● **Выбранный фрагмент**:

━━━━

XX век породил чреду творческих концепций сошедшей с ума действительности, имевших статус течений. Масштабными творцами таких миров были Джойс с его идеей "кошмара истории", Кафка с его сумасшедшей действительностью канцелярского чиновного мира, в сюрреализме центральные фигуры – Бретон в литературе и Дали в живописи. У всех этих течений общая основа – кризис сознания. Прозаически упорядоченная действительность одиноких индивидуумов, когда она превращается в доведенную до абсурда систему, где человек утрачивает человеческое, личностное начало, взрывается. Серая обыденность вспыхивает фантастикой, гротеском кошмаров сознания, рухнувшего в хаос и не видящего перспективы новой организации и упорядочения мира.
Основа кафкианской фантастической действительности – идея ограниченности метаморфозы и эволюции бытия. Превращение человека в насекомое – это и есть уничтожение человека, конечная точка метаморфозы Кафки – смерть. Кафкианская фантастическая действительность – это однотоновая, одномерная действительность с минусовым знаком, где мифологизированное зло – всеподавляющая сила.
Такой односторонний гротеск, ведущий лишь в сторону смерти, был и у раннего Гарсиа Маркеса. Теперь иное дело. Чудо у Гарсиа Маркеса начинается там, где у Кафки оно кончается, ибо у Гарсиа Маркеса превращение может происходить во "все стороны" – не только в сторону смерти, но и в сторону жизни. У него возможна страшная метаморфоза. Именно это, в конце концов, происходит с Буэндиа, которые гибнут вместе с Макондо после того, как у последнего в роду отрастает свиной хвост – чудо, равное превращению Грегора Замзы в насекомое. Но трагическое, ужасное, смертельное не абсолютизируется у него как единственно возможное, у него мир чреват и иными возможностями. Вспомним эпизод с Ремедиос Прекрасной. Здесь происходит вдохновляющее чудо, приобщающее к положительным силам бытия. У Кафки человек может превратиться в насекомое, но крылья у него вырасти не могут.
Фантастическая действительность Гарсиа Маркеса воплощает бесконечность творческой метаморфозы, свободы вольного бытия. И важно не число "положительных" превращений, а возможность такого превращения. Образ-эмблема и полемическая цитата из Кафки – постоянный у Гарсиа Маркеса образ человека-змеи, человека-паука, девушки-скорпиона. Он появляется и в "Сто лет одиночества", и в рассказе "Очень старый сеньор с огромными крыльями" (из более позднего цикла рассказов), и в "Осени патриарха". Человеко-животных показывают народу на ярмарке, и хотя нигде обратного превращения не происходит, чувствуется, что это не конечное превращение, оно может произойти и в обратную сторону. Как в сказке, где царевна может стать лягушкой, а лягушка – царевной. Никакое превращение, в том числе и смерть, здесь не абсолютно. Если жизнь таит в себе возможность смерти, то и смерть не бесплодна.

━━━━

● **Перечень**:
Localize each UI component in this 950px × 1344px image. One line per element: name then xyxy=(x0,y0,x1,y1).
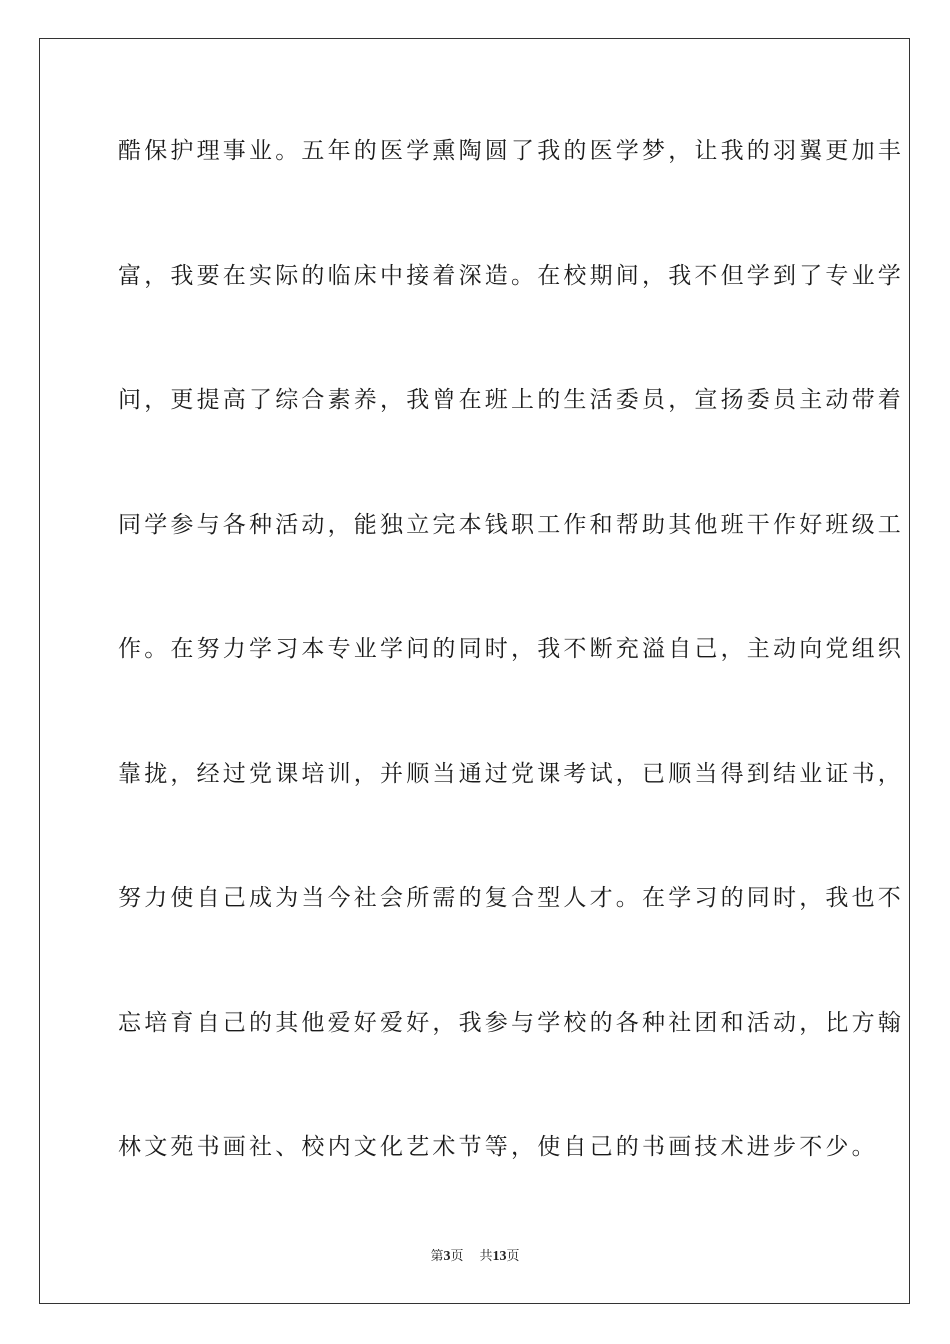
body-text-line-2: 富，我要在实际的临床中接着深造。在校期间，我不但学到了专业学 xyxy=(118,263,904,289)
body-text-line-1: 酷保护理事业。五年的医学熏陶圆了我的医学梦，让我的羽翼更加丰 xyxy=(118,138,904,164)
page-number-prefix: 第 xyxy=(430,1249,444,1264)
page-number-suffix: 页 xyxy=(450,1249,464,1264)
total-pages-suffix: 页 xyxy=(506,1249,520,1264)
page-number: 3 xyxy=(443,1249,451,1264)
body-text-line-9: 林文苑书画社、校内文化艺术节等，使自己的书画技术进步不少。 xyxy=(118,1134,878,1160)
total-pages: 13 xyxy=(492,1249,507,1264)
body-text-line-6: 靠拢，经过党课培训，并顺当通过党课考试，已顺当得到结业证书， xyxy=(118,761,904,787)
page-footer xyxy=(0,1248,950,1266)
body-text-line-4: 同学参与各种活动，能独立完本钱职工作和帮助其他班干作好班级工 xyxy=(118,512,904,538)
page-border xyxy=(39,38,910,1304)
body-text-line-8: 忘培育自己的其他爱好爱好，我参与学校的各种社团和活动，比方翰 xyxy=(118,1010,904,1036)
body-text-line-5: 作。在努力学习本专业学问的同时，我不断充溢自己，主动向党组织 xyxy=(118,636,904,662)
body-text-line-3: 问，更提高了综合素养，我曾在班上的生活委员，宣扬委员主动带着 xyxy=(118,387,904,413)
total-pages-prefix: 共 xyxy=(479,1249,493,1264)
body-text-line-7: 努力使自己成为当今社会所需的复合型人才。在学习的同时，我也不 xyxy=(118,885,904,911)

━━━━

● **Условие задания**:
Продолжите фрагмент о фантастической действительности у Кафки и Гарсиа Маркеса, начиная сразу после его последнего предложения. Перечень для выполнения не понадобится.

● **Ответ**:
Гарсиа Маркес отвергает и другой тип однотонового, догматизированного сознания – механистичный и рационализированный, воспринимающий жизнь как вялую, бесплодную действительность, неспособную превзойти себя в движении к принципиально новому качеству. Здесь творческая концепция Гарсиа Маркеса перекликается более чем через полтора столетия с миром Гоголя, о котором М. М. Бахтин писал: "Гротеск Гоголя есть… не простое нарушение нормы, а отрицание всяких абстрактных, неподвижных норм, претендующих на абсолютность и вечность. Он отрицает очевидность и мир "само собой разумеющийся" ради неожиданности и непредвидимости правды. Он как бы говорит, что добра надо ждать не от устойчивого и привычного, а от "чуда". В нем заключена народная, обновляющая, жизнерадостная идея".
Застылость – движение, косность – новизна, бесплодие – плодотворность, вялая эволюция – "сумасшествие" качественного скачка, коренной метаморфозы – таковы внутренние оппозиции мира Гарсиа Маркеса, отрицающего механистическую картину бытия. И тут важнейшая для Гарсиа Маркеса идея воображения (не фантазии!) как высшей преобразующей творческой силы. Чудо воображения, "сумасшествие" открытия уходят корнями в творящую диалектику бытия, отвергающую бесплодие залогизированного интеллекта. Марио Варгас Льоса писал о "яростном антиинтеллектуализме" Гарсиа Маркеса. На самом деле яростное отрицание им механистического ума, заковывающего действительность в схемы, – это качественно иное явление, в сравнении с антиинтеллектуалистским синдромом западной культуры XX в., с философским или мистическим агностицизмом. Это не пафос отрицания интеллекта вообще, а "дурного интеллекта", пытающегося втиснуть свободу бытия в клетку "предвзятой теории", отрицающей бесконечность и многовариантность путей развития. Вывести сознание из схемы, из состояния инерции, показать ему действительность во всей ее поливариантности – в этом корни стремления Гарсиа Маркеса к карнавальному по своей сути выворачиванию действительности "наизнанку".
"Сто лет одиночества", говорил Гарсиа Маркес, – это "попытка разбить узкие рамки, которыми картезианцы всех времен ограничили действительность… Не физические, а интеллектуальные границы приучили нас видеть мир лишь с одной стороны, и в результате мы не хотим видеть другую его сторону…"
Смеховое начало возникает у Гарсиа Маркеса, как искра, как разряд на полюсах сближенных вплотную начал жизни и смерти. И это смеховое начало – важнейший элемент его фантастической действительности, которая не может существовать без смеха.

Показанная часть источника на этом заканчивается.